>>>>
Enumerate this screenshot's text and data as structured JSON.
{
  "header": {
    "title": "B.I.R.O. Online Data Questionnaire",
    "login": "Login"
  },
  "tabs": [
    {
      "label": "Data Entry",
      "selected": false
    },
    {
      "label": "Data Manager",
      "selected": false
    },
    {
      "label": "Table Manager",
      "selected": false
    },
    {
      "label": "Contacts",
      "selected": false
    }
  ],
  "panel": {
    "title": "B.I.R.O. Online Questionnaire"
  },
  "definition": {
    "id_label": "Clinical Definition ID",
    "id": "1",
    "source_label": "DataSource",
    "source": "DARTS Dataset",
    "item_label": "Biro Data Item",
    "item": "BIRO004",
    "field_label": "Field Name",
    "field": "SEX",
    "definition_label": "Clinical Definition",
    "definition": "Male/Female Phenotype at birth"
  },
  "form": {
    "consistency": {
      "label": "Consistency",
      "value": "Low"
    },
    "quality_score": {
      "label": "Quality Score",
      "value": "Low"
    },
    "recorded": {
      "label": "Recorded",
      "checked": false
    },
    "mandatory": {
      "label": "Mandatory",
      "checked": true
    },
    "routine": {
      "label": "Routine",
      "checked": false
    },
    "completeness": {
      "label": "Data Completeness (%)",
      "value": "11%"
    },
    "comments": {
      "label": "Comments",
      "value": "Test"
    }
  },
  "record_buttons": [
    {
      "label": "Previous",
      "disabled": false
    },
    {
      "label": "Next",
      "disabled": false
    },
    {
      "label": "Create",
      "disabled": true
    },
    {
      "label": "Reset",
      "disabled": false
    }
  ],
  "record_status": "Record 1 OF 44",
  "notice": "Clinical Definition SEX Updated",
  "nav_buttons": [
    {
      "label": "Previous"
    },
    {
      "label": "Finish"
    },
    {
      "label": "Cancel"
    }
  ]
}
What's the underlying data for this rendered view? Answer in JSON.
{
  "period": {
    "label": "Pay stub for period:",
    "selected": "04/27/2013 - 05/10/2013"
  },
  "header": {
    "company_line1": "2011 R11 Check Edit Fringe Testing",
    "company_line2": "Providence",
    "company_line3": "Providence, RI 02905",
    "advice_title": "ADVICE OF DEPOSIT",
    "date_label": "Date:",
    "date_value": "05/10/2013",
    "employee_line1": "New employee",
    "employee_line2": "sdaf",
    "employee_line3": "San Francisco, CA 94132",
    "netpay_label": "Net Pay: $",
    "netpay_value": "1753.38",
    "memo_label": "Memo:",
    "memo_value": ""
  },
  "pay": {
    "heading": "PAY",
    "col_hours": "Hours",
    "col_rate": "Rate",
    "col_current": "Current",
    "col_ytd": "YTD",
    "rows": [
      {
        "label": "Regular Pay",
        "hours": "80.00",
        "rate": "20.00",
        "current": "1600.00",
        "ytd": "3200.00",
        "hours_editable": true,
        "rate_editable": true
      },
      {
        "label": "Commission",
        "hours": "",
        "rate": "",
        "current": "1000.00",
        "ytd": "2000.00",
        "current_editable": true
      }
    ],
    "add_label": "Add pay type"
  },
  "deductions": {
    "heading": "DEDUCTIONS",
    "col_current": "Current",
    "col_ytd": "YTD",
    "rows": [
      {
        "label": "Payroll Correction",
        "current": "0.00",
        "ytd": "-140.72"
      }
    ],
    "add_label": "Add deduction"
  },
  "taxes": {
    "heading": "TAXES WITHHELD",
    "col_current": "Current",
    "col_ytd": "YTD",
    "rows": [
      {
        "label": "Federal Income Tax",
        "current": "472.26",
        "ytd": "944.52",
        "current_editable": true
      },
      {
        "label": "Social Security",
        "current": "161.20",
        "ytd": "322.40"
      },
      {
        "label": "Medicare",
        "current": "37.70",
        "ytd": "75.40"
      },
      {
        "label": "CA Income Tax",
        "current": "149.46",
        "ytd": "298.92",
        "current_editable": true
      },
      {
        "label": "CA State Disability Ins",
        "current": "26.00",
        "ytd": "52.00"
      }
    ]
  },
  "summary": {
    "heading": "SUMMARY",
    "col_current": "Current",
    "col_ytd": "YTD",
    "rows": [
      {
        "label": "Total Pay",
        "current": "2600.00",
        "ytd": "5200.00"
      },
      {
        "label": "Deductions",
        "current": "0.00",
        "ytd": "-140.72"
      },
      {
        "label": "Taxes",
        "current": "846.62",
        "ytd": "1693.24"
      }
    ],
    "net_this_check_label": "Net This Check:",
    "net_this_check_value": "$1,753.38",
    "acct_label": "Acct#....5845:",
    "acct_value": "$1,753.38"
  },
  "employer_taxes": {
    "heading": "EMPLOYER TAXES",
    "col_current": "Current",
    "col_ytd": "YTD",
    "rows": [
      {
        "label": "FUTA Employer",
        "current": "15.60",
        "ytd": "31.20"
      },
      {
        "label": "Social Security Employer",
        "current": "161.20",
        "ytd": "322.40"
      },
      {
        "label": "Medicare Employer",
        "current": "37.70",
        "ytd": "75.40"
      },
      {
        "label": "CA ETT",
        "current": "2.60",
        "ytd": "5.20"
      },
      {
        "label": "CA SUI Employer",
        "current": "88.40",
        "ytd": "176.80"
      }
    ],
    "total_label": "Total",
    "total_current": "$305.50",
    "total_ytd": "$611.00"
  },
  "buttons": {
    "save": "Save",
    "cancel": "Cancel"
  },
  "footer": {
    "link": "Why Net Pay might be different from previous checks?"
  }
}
<<<<
● DIRECTIONS FOR THIS TASK
Give the data again, exactly as it stands.

● REPLY TO THE TASK
Enumerate this screenshot's text and data as structured JSON.
{
  "header": {
    "title": "B.I.R.O. Online Data Questionnaire",
    "login": "Login"
  },
  "tabs": [
    {
      "label": "Data Entry",
      "selected": false
    },
    {
      "label": "Data Manager",
      "selected": false
    },
    {
      "label": "Table Manager",
      "selected": false
    },
    {
      "label": "Contacts",
      "selected": false
    }
  ],
  "panel": {
    "title": "B.I.R.O. Online Questionnaire"
  },
  "definition": {
    "id_label": "Clinical Definition ID",
    "id": "1",
    "source_label": "DataSource",
    "source": "DARTS Dataset",
    "item_label": "Biro Data Item",
    "item": "BIRO004",
    "field_label": "Field Name",
    "field": "SEX",
    "definition_label": "Clinical Definition",
    "definition": "Male/Female Phenotype at birth"
  },
  "form": {
    "consistency": {
      "label": "Consistency",
      "value": "Low"
    },
    "quality_score": {
      "label": "Quality Score",
      "value": "Low"
    },
    "recorded": {
      "label": "Recorded",
      "checked": false
    },
    "mandatory": {
      "label": "Mandatory",
      "checked": true
    },
    "routine": {
      "label": "Routine",
      "checked": false
    },
    "completeness": {
      "label": "Data Completeness (%)",
      "value": "11%"
    },
    "comments": {
      "label": "Comments",
      "value": "Test"
    }
  },
  "record_buttons": [
    {
      "label": "Previous",
      "disabled": false
    },
    {
      "label": "Next",
      "disabled": false
    },
    {
      "label": "Create",
      "disabled": true
    },
    {
      "label": "Reset",
      "disabled": false
    }
  ],
  "record_status": "Record 1 OF 44",
  "notice": "Clinical Definition SEX Updated",
  "nav_buttons": [
    {
      "label": "Previous"
    },
    {
      "label": "Finish"
    },
    {
      "label": "Cancel"
    }
  ]
}
What's the underlying data for this rendered view? Answer in JSON.
{
  "period": {
    "label": "Pay stub for period:",
    "selected": "04/27/2013 - 05/10/2013"
  },
  "header": {
    "company_line1": "2011 R11 Check Edit Fringe Testing",
    "company_line2": "Providence",
    "company_line3": "Providence, RI 02905",
    "advice_title": "ADVICE OF DEPOSIT",
    "date_label": "Date:",
    "date_value": "05/10/2013",
    "employee_line1": "New employee",
    "employee_line2": "sdaf",
    "employee_line3": "San Francisco, CA 94132",
    "netpay_label": "Net Pay: $",
    "netpay_value": "1753.38",
    "memo_label": "Memo:",
    "memo_value": ""
  },
  "pay": {
    "heading": "PAY",
    "col_hours": "Hours",
    "col_rate": "Rate",
    "col_current": "Current",
    "col_ytd": "YTD",
    "rows": [
      {
        "label": "Regular Pay",
        "hours": "80.00",
        "rate": "20.00",
        "current": "1600.00",
        "ytd": "3200.00",
        "hours_editable": true,
        "rate_editable": true
      },
      {
        "label": "Commission",
        "hours": "",
        "rate": "",
        "current": "1000.00",
        "ytd": "2000.00",
        "current_editable": true
      }
    ],
    "add_label": "Add pay type"
  },
  "deductions": {
    "heading": "DEDUCTIONS",
    "col_current": "Current",
    "col_ytd": "YTD",
    "rows": [
      {
        "label": "Payroll Correction",
        "current": "0.00",
        "ytd": "-140.72"
      }
    ],
    "add_label": "Add deduction"
  },
  "taxes": {
    "heading": "TAXES WITHHELD",
    "col_current": "Current",
    "col_ytd": "YTD",
    "rows": [
      {
        "label": "Federal Income Tax",
        "current": "472.26",
        "ytd": "944.52",
        "current_editable": true
      },
      {
        "label": "Social Security",
        "current": "161.20",
        "ytd": "322.40"
      },
      {
        "label": "Medicare",
        "current": "37.70",
        "ytd": "75.40"
      },
      {
        "label": "CA Income Tax",
        "current": "149.46",
        "ytd": "298.92",
        "current_editable": true
      },
      {
        "label": "CA State Disability Ins",
        "current": "26.00",
        "ytd": "52.00"
      }
    ]
  },
  "summary": {
    "heading": "SUMMARY",
    "col_current": "Current",
    "col_ytd": "YTD",
    "rows": [
      {
        "label": "Total Pay",
        "current": "2600.00",
        "ytd": "5200.00"
      },
      {
        "label": "Deductions",
        "current": "0.00",
        "ytd": "-140.72"
      },
      {
        "label": "Taxes",
        "current": "846.62",
        "ytd": "1693.24"
      }
    ],
    "net_this_check_label": "Net This Check:",
    "net_this_check_value": "$1,753.38",
    "acct_label": "Acct#....5845:",
    "acct_value": "$1,753.38"
  },
  "employer_taxes": {
    "heading": "EMPLOYER TAXES",
    "col_current": "Current",
    "col_ytd": "YTD",
    "rows": [
      {
        "label": "FUTA Employer",
        "current": "15.60",
        "ytd": "31.20"
      },
      {
        "label": "Social Security Employer",
        "current": "161.20",
        "ytd": "322.40"
      },
      {
        "label": "Medicare Employer",
        "current": "37.70",
        "ytd": "75.40"
      },
      {
        "label": "CA ETT",
        "current": "2.60",
        "ytd": "5.20"
      },
      {
        "label": "CA SUI Employer",
        "current": "88.40",
        "ytd": "176.80"
      }
    ],
    "total_label": "Total",
    "total_current": "$305.50",
    "total_ytd": "$611.00"
  },
  "buttons": {
    "save": "Save",
    "cancel": "Cancel"
  },
  "footer": {
    "link": "Why Net Pay might be different from previous checks?"
  }
}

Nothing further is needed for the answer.